> [Brief] Write the material out again in full, exactly.

> [Given records]
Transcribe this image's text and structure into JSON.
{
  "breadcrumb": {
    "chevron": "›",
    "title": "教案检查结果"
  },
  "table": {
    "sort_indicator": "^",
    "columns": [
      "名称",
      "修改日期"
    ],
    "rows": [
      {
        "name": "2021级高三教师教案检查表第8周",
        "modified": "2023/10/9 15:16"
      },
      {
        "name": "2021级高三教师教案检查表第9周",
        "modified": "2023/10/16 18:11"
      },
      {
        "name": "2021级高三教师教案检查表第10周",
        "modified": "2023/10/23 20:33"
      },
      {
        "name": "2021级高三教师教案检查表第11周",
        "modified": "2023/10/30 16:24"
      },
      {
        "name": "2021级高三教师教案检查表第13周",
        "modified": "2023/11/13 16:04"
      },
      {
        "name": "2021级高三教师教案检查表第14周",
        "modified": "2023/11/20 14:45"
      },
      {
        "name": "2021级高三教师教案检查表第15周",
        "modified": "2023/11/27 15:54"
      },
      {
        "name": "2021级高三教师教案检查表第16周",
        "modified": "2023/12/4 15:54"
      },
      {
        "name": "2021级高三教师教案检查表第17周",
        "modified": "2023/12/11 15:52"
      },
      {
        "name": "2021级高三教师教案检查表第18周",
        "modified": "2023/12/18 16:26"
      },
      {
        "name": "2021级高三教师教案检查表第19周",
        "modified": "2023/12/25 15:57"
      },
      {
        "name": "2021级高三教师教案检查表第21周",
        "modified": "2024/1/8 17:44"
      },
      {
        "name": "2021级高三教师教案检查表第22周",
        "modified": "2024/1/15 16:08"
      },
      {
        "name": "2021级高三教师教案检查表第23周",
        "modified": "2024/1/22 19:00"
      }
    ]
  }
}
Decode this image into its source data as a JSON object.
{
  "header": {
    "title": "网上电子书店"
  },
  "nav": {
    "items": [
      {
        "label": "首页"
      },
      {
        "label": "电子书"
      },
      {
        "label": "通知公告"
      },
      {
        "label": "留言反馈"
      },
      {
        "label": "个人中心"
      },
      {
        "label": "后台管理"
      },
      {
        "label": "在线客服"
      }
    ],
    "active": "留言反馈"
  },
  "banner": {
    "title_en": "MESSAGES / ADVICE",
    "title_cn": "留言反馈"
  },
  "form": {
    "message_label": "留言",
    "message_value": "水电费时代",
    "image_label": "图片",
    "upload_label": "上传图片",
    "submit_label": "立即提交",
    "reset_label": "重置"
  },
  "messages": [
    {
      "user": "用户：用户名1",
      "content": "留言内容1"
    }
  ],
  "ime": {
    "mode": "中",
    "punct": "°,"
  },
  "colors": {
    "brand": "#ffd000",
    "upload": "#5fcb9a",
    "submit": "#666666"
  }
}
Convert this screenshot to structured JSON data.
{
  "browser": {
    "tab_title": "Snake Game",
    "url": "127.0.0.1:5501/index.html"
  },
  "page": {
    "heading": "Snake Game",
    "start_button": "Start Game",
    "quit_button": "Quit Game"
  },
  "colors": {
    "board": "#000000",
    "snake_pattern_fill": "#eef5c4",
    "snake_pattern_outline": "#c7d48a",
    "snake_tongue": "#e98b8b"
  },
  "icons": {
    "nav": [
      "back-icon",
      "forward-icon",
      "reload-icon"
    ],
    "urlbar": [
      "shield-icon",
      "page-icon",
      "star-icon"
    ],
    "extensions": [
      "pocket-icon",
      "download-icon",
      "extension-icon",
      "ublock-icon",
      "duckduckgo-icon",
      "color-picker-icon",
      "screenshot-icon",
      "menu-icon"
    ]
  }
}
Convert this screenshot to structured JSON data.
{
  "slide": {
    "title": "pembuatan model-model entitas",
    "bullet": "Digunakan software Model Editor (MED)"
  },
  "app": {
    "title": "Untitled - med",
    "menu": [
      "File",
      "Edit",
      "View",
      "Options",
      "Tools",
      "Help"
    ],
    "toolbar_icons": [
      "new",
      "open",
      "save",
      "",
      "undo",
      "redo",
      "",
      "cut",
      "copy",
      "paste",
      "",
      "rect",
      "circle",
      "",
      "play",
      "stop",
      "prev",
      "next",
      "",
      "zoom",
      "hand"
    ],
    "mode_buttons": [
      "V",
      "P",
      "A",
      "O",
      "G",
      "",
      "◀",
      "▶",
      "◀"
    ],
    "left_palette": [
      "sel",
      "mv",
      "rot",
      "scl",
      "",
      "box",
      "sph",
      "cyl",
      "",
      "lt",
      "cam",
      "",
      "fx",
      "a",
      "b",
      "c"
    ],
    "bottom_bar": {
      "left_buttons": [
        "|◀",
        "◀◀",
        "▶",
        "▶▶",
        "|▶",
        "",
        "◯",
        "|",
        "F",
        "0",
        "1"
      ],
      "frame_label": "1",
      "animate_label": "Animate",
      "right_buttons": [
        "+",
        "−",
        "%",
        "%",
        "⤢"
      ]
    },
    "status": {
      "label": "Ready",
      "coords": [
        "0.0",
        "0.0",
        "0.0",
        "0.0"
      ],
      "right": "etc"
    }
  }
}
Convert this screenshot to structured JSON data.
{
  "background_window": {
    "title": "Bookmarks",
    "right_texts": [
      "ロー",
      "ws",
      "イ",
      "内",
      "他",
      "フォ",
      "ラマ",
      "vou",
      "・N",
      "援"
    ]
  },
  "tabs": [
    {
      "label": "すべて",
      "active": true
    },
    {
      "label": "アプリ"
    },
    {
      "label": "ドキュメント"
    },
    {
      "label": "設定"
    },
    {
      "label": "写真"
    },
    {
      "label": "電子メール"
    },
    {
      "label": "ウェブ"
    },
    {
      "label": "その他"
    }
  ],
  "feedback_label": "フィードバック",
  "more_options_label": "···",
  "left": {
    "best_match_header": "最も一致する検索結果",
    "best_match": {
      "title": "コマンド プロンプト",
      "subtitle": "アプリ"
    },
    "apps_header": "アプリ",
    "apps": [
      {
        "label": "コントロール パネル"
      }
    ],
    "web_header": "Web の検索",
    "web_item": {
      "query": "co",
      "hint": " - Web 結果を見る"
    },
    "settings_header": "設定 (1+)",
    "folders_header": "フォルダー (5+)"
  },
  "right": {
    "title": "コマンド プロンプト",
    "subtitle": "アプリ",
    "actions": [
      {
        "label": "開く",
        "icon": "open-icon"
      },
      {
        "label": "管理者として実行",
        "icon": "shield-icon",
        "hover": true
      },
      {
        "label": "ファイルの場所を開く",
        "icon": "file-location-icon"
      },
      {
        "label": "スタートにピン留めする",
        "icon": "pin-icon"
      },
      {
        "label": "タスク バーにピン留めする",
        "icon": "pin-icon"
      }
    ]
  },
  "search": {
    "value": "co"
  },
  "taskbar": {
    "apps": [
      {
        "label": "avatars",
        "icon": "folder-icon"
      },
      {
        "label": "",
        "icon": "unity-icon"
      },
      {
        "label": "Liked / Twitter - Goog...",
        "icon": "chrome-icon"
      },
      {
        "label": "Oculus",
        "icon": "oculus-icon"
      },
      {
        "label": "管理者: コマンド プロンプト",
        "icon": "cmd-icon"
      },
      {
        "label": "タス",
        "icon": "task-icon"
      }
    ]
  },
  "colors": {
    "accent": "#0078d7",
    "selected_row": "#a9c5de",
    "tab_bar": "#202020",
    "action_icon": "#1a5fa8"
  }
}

> [Full solution]
Transcribe this image's text and structure into JSON.
{
  "breadcrumb": {
    "chevron": "›",
    "title": "教案检查结果"
  },
  "table": {
    "sort_indicator": "^",
    "columns": [
      "名称",
      "修改日期"
    ],
    "rows": [
      {
        "name": "2021级高三教师教案检查表第8周",
        "modified": "2023/10/9 15:16"
      },
      {
        "name": "2021级高三教师教案检查表第9周",
        "modified": "2023/10/16 18:11"
      },
      {
        "name": "2021级高三教师教案检查表第10周",
        "modified": "2023/10/23 20:33"
      },
      {
        "name": "2021级高三教师教案检查表第11周",
        "modified": "2023/10/30 16:24"
      },
      {
        "name": "2021级高三教师教案检查表第13周",
        "modified": "2023/11/13 16:04"
      },
      {
        "name": "2021级高三教师教案检查表第14周",
        "modified": "2023/11/20 14:45"
      },
      {
        "name": "2021级高三教师教案检查表第15周",
        "modified": "2023/11/27 15:54"
      },
      {
        "name": "2021级高三教师教案检查表第16周",
        "modified": "2023/12/4 15:54"
      },
      {
        "name": "2021级高三教师教案检查表第17周",
        "modified": "2023/12/11 15:52"
      },
      {
        "name": "2021级高三教师教案检查表第18周",
        "modified": "2023/12/18 16:26"
      },
      {
        "name": "2021级高三教师教案检查表第19周",
        "modified": "2023/12/25 15:57"
      },
      {
        "name": "2021级高三教师教案检查表第21周",
        "modified": "2024/1/8 17:44"
      },
      {
        "name": "2021级高三教师教案检查表第22周",
        "modified": "2024/1/15 16:08"
      },
      {
        "name": "2021级高三教师教案检查表第23周",
        "modified": "2024/1/22 19:00"
      }
    ]
  }
}
Decode this image into its source data as a JSON object.
{
  "header": {
    "title": "网上电子书店"
  },
  "nav": {
    "items": [
      {
        "label": "首页"
      },
      {
        "label": "电子书"
      },
      {
        "label": "通知公告"
      },
      {
        "label": "留言反馈"
      },
      {
        "label": "个人中心"
      },
      {
        "label": "后台管理"
      },
      {
        "label": "在线客服"
      }
    ],
    "active": "留言反馈"
  },
  "banner": {
    "title_en": "MESSAGES / ADVICE",
    "title_cn": "留言反馈"
  },
  "form": {
    "message_label": "留言",
    "message_value": "水电费时代",
    "image_label": "图片",
    "upload_label": "上传图片",
    "submit_label": "立即提交",
    "reset_label": "重置"
  },
  "messages": [
    {
      "user": "用户：用户名1",
      "content": "留言内容1"
    }
  ],
  "ime": {
    "mode": "中",
    "punct": "°,"
  },
  "colors": {
    "brand": "#ffd000",
    "upload": "#5fcb9a",
    "submit": "#666666"
  }
}
Convert this screenshot to structured JSON data.
{
  "browser": {
    "tab_title": "Snake Game",
    "url": "127.0.0.1:5501/index.html"
  },
  "page": {
    "heading": "Snake Game",
    "start_button": "Start Game",
    "quit_button": "Quit Game"
  },
  "colors": {
    "board": "#000000",
    "snake_pattern_fill": "#eef5c4",
    "snake_pattern_outline": "#c7d48a",
    "snake_tongue": "#e98b8b"
  },
  "icons": {
    "nav": [
      "back-icon",
      "forward-icon",
      "reload-icon"
    ],
    "urlbar": [
      "shield-icon",
      "page-icon",
      "star-icon"
    ],
    "extensions": [
      "pocket-icon",
      "download-icon",
      "extension-icon",
      "ublock-icon",
      "duckduckgo-icon",
      "color-picker-icon",
      "screenshot-icon",
      "menu-icon"
    ]
  }
}
Convert this screenshot to structured JSON data.
{
  "slide": {
    "title": "pembuatan model-model entitas",
    "bullet": "Digunakan software Model Editor (MED)"
  },
  "app": {
    "title": "Untitled - med",
    "menu": [
      "File",
      "Edit",
      "View",
      "Options",
      "Tools",
      "Help"
    ],
    "toolbar_icons": [
      "new",
      "open",
      "save",
      "",
      "undo",
      "redo",
      "",
      "cut",
      "copy",
      "paste",
      "",
      "rect",
      "circle",
      "",
      "play",
      "stop",
      "prev",
      "next",
      "",
      "zoom",
      "hand"
    ],
    "mode_buttons": [
      "V",
      "P",
      "A",
      "O",
      "G",
      "",
      "◀",
      "▶",
      "◀"
    ],
    "left_palette": [
      "sel",
      "mv",
      "rot",
      "scl",
      "",
      "box",
      "sph",
      "cyl",
      "",
      "lt",
      "cam",
      "",
      "fx",
      "a",
      "b",
      "c"
    ],
    "bottom_bar": {
      "left_buttons": [
        "|◀",
        "◀◀",
        "▶",
        "▶▶",
        "|▶",
        "",
        "◯",
        "|",
        "F",
        "0",
        "1"
      ],
      "frame_label": "1",
      "animate_label": "Animate",
      "right_buttons": [
        "+",
        "−",
        "%",
        "%",
        "⤢"
      ]
    },
    "status": {
      "label": "Ready",
      "coords": [
        "0.0",
        "0.0",
        "0.0",
        "0.0"
      ],
      "right": "etc"
    }
  }
}
Convert this screenshot to structured JSON data.
{
  "background_window": {
    "title": "Bookmarks",
    "right_texts": [
      "ロー",
      "ws",
      "イ",
      "内",
      "他",
      "フォ",
      "ラマ",
      "vou",
      "・N",
      "援"
    ]
  },
  "tabs": [
    {
      "label": "すべて",
      "active": true
    },
    {
      "label": "アプリ"
    },
    {
      "label": "ドキュメント"
    },
    {
      "label": "設定"
    },
    {
      "label": "写真"
    },
    {
      "label": "電子メール"
    },
    {
      "label": "ウェブ"
    },
    {
      "label": "その他"
    }
  ],
  "feedback_label": "フィードバック",
  "more_options_label": "···",
  "left": {
    "best_match_header": "最も一致する検索結果",
    "best_match": {
      "title": "コマンド プロンプト",
      "subtitle": "アプリ"
    },
    "apps_header": "アプリ",
    "apps": [
      {
        "label": "コントロール パネル"
      }
    ],
    "web_header": "Web の検索",
    "web_item": {
      "query": "co",
      "hint": " - Web 結果を見る"
    },
    "settings_header": "設定 (1+)",
    "folders_header": "フォルダー (5+)"
  },
  "right": {
    "title": "コマンド プロンプト",
    "subtitle": "アプリ",
    "actions": [
      {
        "label": "開く",
        "icon": "open-icon"
      },
      {
        "label": "管理者として実行",
        "icon": "shield-icon",
        "hover": true
      },
      {
        "label": "ファイルの場所を開く",
        "icon": "file-location-icon"
      },
      {
        "label": "スタートにピン留めする",
        "icon": "pin-icon"
      },
      {
        "label": "タスク バーにピン留めする",
        "icon": "pin-icon"
      }
    ]
  },
  "search": {
    "value": "co"
  },
  "taskbar": {
    "apps": [
      {
        "label": "avatars",
        "icon": "folder-icon"
      },
      {
        "label": "",
        "icon": "unity-icon"
      },
      {
        "label": "Liked / Twitter - Goog...",
        "icon": "chrome-icon"
      },
      {
        "label": "Oculus",
        "icon": "oculus-icon"
      },
      {
        "label": "管理者: コマンド プロンプト",
        "icon": "cmd-icon"
      },
      {
        "label": "タス",
        "icon": "task-icon"
      }
    ]
  },
  "colors": {
    "accent": "#0078d7",
    "selected_row": "#a9c5de",
    "tab_bar": "#202020",
    "action_icon": "#1a5fa8"
  }
}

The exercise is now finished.